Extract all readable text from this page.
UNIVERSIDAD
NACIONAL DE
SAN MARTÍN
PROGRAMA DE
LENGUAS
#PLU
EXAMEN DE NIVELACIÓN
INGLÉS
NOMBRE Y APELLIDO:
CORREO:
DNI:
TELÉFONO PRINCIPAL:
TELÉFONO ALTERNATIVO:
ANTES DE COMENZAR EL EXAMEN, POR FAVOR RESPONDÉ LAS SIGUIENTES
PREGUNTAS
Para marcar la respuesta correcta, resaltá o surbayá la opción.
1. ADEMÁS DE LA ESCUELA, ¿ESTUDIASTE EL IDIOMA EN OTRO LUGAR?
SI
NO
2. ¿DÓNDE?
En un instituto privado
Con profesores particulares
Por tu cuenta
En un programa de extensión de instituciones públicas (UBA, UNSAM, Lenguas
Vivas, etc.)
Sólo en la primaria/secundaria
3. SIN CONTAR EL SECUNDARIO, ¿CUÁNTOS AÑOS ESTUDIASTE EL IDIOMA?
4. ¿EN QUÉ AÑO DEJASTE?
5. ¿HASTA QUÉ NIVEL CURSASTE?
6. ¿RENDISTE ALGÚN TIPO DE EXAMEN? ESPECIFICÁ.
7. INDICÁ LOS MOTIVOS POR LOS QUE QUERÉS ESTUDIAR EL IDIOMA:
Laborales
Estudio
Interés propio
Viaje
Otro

*Exercise objective*. Transcribe each entry precisely, missing none.

*Reply to the task*.
Extract all readable text from this page.
UNIVERSIDAD
NACIONAL DE
SAN MARTÍN
PROGRAMA DE
LENGUAS
#PLU
EXAMEN DE NIVELACIÓN
INGLÉS
NOMBRE Y APELLIDO:
CORREO:
DNI:
TELÉFONO PRINCIPAL:
TELÉFONO ALTERNATIVO:
ANTES DE COMENZAR EL EXAMEN, POR FAVOR RESPONDÉ LAS SIGUIENTES
PREGUNTAS
Para marcar la respuesta correcta, resaltá o surbayá la opción.
1. ADEMÁS DE LA ESCUELA, ¿ESTUDIASTE EL IDIOMA EN OTRO LUGAR?
SI
NO
2. ¿DÓNDE?
En un instituto privado
Con profesores particulares
Por tu cuenta
En un programa de extensión de instituciones públicas (UBA, UNSAM, Lenguas
Vivas, etc.)
Sólo en la primaria/secundaria
3. SIN CONTAR EL SECUNDARIO, ¿CUÁNTOS AÑOS ESTUDIASTE EL IDIOMA?
4. ¿EN QUÉ AÑO DEJASTE?
5. ¿HASTA QUÉ NIVEL CURSASTE?
6. ¿RENDISTE ALGÚN TIPO DE EXAMEN? ESPECIFICÁ.
7. INDICÁ LOS MOTIVOS POR LOS QUE QUERÉS ESTUDIAR EL IDIOMA:
Laborales
Estudio
Interés propio
Viaje
Otro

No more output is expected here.